Stored dataset items
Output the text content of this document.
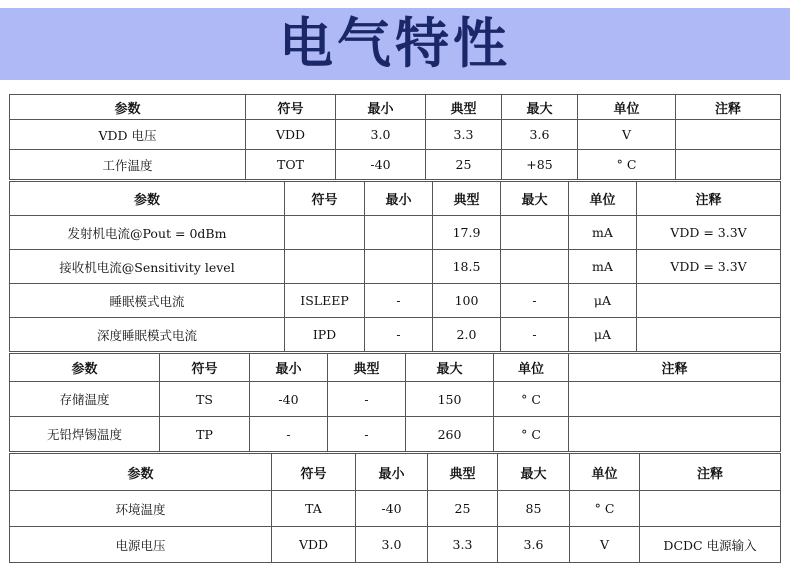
电气特性
参数	符号	最小	典型	最大	单位	注释
VDD 电压	VDD	3.0	3.3	3.6	V	
工作温度	TOT	-40	25	+85	° C	
参数	符号	最小	典型	最大	单位	注释
发射机电流@Pout = 0dBm			17.9		mA	VDD = 3.3V
接收机电流@Sensitivity level			18.5		mA	VDD = 3.3V
睡眠模式电流	ISLEEP	-	100	-	μA	
深度睡眠模式电流	IPD	-	2.0	-	μA	
参数	符号	最小	典型	最大	单位	注释
存储温度	TS	-40	-	150	° C	
无铅焊锡温度	TP	-	-	260	° C	
参数	符号	最小	典型	最大	单位	注释
环境温度	TA	-40	25	85	° C	
电源电压	VDD	3.0	3.3	3.6	V	DCDC 电源输入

OBJECTIVE: Quote the data above in full, leaving out the pictures it holds.

TASK ANSWER:
Output the text content of this document.
电气特性
参数	符号	最小	典型	最大	单位	注释
VDD 电压	VDD	3.0	3.3	3.6	V	
工作温度	TOT	-40	25	+85	° C	
参数	符号	最小	典型	最大	单位	注释
发射机电流@Pout = 0dBm			17.9		mA	VDD = 3.3V
接收机电流@Sensitivity level			18.5		mA	VDD = 3.3V
睡眠模式电流	ISLEEP	-	100	-	μA	
深度睡眠模式电流	IPD	-	2.0	-	μA	
参数	符号	最小	典型	最大	单位	注释
存储温度	TS	-40	-	150	° C	
无铅焊锡温度	TP	-	-	260	° C	
参数	符号	最小	典型	最大	单位	注释
环境温度	TA	-40	25	85	° C	
电源电压	VDD	3.0	3.3	3.6	V	DCDC 电源输入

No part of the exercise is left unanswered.